Problem to solve:
Gather all lines with "name" from the records.

The records:

** start **

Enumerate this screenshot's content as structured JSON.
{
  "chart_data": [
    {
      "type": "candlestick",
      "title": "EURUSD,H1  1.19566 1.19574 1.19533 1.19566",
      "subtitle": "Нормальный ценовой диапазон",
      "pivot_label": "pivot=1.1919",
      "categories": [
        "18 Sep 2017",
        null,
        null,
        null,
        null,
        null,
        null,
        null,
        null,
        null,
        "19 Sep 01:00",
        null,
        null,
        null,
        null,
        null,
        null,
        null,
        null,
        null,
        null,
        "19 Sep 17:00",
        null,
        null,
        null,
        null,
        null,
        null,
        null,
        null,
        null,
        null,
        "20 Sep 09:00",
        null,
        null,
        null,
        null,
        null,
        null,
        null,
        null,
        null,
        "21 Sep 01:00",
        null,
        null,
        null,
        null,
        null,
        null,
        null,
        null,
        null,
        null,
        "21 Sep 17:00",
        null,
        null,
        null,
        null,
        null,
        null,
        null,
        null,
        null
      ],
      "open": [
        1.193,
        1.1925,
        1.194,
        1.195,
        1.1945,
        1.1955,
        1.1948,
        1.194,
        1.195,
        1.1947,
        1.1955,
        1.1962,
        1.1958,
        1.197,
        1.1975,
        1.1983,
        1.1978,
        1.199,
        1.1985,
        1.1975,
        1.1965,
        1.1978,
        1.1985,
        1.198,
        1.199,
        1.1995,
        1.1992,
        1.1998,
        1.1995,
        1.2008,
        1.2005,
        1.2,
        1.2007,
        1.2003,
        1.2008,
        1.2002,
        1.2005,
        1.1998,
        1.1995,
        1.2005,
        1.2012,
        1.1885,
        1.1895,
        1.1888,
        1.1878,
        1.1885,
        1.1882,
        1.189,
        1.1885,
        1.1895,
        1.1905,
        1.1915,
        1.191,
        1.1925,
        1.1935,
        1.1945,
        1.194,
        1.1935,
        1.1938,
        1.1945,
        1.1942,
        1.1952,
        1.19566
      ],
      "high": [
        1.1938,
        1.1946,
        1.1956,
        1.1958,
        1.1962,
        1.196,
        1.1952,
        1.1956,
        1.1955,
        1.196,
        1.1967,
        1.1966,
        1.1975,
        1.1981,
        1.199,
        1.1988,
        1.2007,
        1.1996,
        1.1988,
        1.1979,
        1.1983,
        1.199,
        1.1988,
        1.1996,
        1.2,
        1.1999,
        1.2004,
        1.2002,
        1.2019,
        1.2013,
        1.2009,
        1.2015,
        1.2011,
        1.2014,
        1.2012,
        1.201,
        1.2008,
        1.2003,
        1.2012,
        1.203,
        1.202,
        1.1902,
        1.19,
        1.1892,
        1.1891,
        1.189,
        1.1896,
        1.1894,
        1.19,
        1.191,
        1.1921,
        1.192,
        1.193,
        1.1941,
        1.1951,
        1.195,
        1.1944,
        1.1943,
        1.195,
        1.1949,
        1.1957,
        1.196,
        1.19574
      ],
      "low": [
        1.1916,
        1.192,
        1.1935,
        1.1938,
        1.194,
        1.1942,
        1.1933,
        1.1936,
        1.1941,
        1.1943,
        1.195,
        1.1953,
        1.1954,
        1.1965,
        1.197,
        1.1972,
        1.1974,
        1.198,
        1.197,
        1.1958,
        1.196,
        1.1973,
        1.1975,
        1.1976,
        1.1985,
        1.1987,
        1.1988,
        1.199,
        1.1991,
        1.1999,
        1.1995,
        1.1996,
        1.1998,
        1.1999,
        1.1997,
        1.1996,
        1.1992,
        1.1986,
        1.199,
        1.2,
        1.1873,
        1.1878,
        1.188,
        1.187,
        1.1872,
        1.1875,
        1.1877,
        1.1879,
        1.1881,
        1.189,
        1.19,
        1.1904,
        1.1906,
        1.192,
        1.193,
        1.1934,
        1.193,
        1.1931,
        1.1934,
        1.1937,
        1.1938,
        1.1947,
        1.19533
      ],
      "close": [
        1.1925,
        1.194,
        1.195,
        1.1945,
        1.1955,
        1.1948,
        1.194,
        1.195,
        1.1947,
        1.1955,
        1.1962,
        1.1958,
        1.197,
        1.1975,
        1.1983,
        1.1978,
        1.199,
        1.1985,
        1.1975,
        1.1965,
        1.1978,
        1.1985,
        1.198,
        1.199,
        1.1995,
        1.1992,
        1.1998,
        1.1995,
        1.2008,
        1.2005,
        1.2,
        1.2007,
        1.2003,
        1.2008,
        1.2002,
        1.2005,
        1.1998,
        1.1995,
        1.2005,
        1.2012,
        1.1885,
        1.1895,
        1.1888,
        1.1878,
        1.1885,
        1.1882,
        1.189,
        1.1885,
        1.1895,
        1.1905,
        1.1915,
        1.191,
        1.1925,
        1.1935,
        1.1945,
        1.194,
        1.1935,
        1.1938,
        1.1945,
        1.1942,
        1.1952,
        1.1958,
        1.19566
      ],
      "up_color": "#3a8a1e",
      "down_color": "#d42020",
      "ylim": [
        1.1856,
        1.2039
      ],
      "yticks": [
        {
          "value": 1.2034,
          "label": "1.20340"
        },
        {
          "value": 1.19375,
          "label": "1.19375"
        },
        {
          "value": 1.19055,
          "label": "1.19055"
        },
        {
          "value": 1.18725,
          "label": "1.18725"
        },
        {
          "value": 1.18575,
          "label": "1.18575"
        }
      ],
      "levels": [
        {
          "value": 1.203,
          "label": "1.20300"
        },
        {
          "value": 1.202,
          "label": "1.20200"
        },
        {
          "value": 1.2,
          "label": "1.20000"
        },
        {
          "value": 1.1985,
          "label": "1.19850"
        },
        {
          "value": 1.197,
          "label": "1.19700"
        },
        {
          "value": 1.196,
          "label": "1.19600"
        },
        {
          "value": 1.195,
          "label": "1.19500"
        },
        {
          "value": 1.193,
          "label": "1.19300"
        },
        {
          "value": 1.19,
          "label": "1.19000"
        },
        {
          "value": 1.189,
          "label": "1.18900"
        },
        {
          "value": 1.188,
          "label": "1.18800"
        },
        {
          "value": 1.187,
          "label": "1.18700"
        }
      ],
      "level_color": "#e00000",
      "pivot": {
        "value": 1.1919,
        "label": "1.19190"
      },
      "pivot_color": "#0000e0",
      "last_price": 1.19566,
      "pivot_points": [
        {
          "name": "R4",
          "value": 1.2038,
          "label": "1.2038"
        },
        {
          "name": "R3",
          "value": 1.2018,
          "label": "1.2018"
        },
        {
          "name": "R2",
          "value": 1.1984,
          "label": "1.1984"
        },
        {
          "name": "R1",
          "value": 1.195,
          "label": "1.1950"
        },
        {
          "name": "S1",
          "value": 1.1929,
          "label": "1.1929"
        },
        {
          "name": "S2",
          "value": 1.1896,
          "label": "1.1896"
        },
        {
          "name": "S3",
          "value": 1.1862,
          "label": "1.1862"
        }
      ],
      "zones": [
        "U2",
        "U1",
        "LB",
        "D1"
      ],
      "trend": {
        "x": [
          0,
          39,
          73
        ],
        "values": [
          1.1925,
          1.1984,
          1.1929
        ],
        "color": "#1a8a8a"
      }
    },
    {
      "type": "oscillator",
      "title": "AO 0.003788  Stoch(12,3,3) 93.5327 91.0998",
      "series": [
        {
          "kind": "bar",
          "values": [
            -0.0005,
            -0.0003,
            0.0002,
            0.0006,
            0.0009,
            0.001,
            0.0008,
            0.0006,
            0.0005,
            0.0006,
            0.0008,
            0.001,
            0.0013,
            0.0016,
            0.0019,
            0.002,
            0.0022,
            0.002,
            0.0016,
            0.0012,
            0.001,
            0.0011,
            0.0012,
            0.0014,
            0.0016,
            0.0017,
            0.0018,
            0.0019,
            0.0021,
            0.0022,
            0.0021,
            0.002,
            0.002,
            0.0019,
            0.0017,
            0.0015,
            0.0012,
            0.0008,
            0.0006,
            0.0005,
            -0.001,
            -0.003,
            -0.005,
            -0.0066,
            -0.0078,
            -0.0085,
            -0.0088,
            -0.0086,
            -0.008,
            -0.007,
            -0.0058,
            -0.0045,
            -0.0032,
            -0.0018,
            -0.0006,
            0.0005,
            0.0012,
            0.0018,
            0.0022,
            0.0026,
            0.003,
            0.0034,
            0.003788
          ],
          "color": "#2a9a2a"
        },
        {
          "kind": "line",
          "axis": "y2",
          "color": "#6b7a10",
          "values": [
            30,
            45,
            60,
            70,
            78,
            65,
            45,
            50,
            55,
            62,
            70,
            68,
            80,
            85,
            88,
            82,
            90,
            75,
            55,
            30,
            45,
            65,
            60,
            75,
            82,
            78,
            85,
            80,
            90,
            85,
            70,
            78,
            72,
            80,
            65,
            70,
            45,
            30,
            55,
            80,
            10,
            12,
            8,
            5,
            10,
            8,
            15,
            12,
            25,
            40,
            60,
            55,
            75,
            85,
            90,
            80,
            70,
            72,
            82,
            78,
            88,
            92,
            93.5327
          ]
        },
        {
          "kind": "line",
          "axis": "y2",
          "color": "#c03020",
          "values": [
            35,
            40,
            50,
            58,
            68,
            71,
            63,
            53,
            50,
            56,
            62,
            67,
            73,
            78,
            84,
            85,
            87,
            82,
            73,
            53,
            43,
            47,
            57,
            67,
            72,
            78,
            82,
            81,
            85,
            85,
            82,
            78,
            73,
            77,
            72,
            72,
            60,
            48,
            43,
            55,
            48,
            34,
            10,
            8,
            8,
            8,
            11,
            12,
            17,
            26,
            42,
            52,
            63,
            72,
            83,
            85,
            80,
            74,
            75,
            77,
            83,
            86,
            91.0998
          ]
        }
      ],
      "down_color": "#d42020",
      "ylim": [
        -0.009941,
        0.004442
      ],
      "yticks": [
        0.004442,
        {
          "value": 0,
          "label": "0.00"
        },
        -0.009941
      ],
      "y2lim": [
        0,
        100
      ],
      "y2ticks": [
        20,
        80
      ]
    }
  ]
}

** end **

Result of this exercise:
          "name": "R4",
          "name": "R3",
          "name": "R2",
          "name": "R1",
          "name": "S1",
          "name": "S2",
          "name": "S3",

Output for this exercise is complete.